■ **Task description**
Your task is to retype each line of the data below exactly.

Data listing
◇ ◇ ◇ ◇

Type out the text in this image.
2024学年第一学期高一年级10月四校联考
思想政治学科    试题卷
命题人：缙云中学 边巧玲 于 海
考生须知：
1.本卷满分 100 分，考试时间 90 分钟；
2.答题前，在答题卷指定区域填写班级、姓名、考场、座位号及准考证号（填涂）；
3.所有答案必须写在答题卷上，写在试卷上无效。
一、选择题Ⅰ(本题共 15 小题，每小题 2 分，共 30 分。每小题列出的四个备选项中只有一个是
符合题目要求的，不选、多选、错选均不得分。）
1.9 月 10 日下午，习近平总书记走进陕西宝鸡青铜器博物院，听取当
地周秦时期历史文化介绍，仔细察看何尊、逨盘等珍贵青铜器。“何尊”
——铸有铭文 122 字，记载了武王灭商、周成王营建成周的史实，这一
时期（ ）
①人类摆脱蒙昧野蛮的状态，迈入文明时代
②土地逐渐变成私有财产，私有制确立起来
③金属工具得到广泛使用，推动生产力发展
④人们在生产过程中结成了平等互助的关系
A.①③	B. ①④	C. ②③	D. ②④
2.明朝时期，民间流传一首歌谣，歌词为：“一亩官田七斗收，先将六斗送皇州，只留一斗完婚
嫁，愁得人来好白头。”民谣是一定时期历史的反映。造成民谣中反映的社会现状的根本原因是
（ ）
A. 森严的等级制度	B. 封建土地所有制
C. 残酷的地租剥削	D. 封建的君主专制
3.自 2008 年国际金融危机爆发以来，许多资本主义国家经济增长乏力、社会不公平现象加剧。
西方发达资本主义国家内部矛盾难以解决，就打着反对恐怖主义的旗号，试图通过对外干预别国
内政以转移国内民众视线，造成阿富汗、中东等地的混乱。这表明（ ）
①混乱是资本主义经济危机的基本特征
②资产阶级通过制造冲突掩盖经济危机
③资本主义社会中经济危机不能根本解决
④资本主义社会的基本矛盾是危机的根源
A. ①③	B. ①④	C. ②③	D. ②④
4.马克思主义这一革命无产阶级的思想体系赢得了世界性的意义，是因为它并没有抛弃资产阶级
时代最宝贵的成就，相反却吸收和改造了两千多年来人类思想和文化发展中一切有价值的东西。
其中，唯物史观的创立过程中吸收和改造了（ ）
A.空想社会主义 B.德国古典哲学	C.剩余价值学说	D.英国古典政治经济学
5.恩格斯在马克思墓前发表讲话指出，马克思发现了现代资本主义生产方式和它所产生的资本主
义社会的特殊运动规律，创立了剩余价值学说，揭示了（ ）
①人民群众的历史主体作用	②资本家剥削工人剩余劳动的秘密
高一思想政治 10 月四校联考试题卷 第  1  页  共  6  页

◇ ◇ ◇ ◇

■ **Expected output**
Type out the text in this image.
2024学年第一学期高一年级10月四校联考
思想政治学科    试题卷
命题人：缙云中学 边巧玲 于 海
考生须知：
1.本卷满分 100 分，考试时间 90 分钟；
2.答题前，在答题卷指定区域填写班级、姓名、考场、座位号及准考证号（填涂）；
3.所有答案必须写在答题卷上，写在试卷上无效。
一、选择题Ⅰ(本题共 15 小题，每小题 2 分，共 30 分。每小题列出的四个备选项中只有一个是
符合题目要求的，不选、多选、错选均不得分。）
1.9 月 10 日下午，习近平总书记走进陕西宝鸡青铜器博物院，听取当
地周秦时期历史文化介绍，仔细察看何尊、逨盘等珍贵青铜器。“何尊”
——铸有铭文 122 字，记载了武王灭商、周成王营建成周的史实，这一
时期（ ）
①人类摆脱蒙昧野蛮的状态，迈入文明时代
②土地逐渐变成私有财产，私有制确立起来
③金属工具得到广泛使用，推动生产力发展
④人们在生产过程中结成了平等互助的关系
A.①③	B. ①④	C. ②③	D. ②④
2.明朝时期，民间流传一首歌谣，歌词为：“一亩官田七斗收，先将六斗送皇州，只留一斗完婚
嫁，愁得人来好白头。”民谣是一定时期历史的反映。造成民谣中反映的社会现状的根本原因是
（ ）
A. 森严的等级制度	B. 封建土地所有制
C. 残酷的地租剥削	D. 封建的君主专制
3.自 2008 年国际金融危机爆发以来，许多资本主义国家经济增长乏力、社会不公平现象加剧。
西方发达资本主义国家内部矛盾难以解决，就打着反对恐怖主义的旗号，试图通过对外干预别国
内政以转移国内民众视线，造成阿富汗、中东等地的混乱。这表明（ ）
①混乱是资本主义经济危机的基本特征
②资产阶级通过制造冲突掩盖经济危机
③资本主义社会中经济危机不能根本解决
④资本主义社会的基本矛盾是危机的根源
A. ①③	B. ①④	C. ②③	D. ②④
4.马克思主义这一革命无产阶级的思想体系赢得了世界性的意义，是因为它并没有抛弃资产阶级
时代最宝贵的成就，相反却吸收和改造了两千多年来人类思想和文化发展中一切有价值的东西。
其中，唯物史观的创立过程中吸收和改造了（ ）
A.空想社会主义 B.德国古典哲学	C.剩余价值学说	D.英国古典政治经济学
5.恩格斯在马克思墓前发表讲话指出，马克思发现了现代资本主义生产方式和它所产生的资本主
义社会的特殊运动规律，创立了剩余价值学说，揭示了（ ）
①人民群众的历史主体作用	②资本家剥削工人剩余劳动的秘密
高一思想政治 10 月四校联考试题卷 第  1  页  共  6  页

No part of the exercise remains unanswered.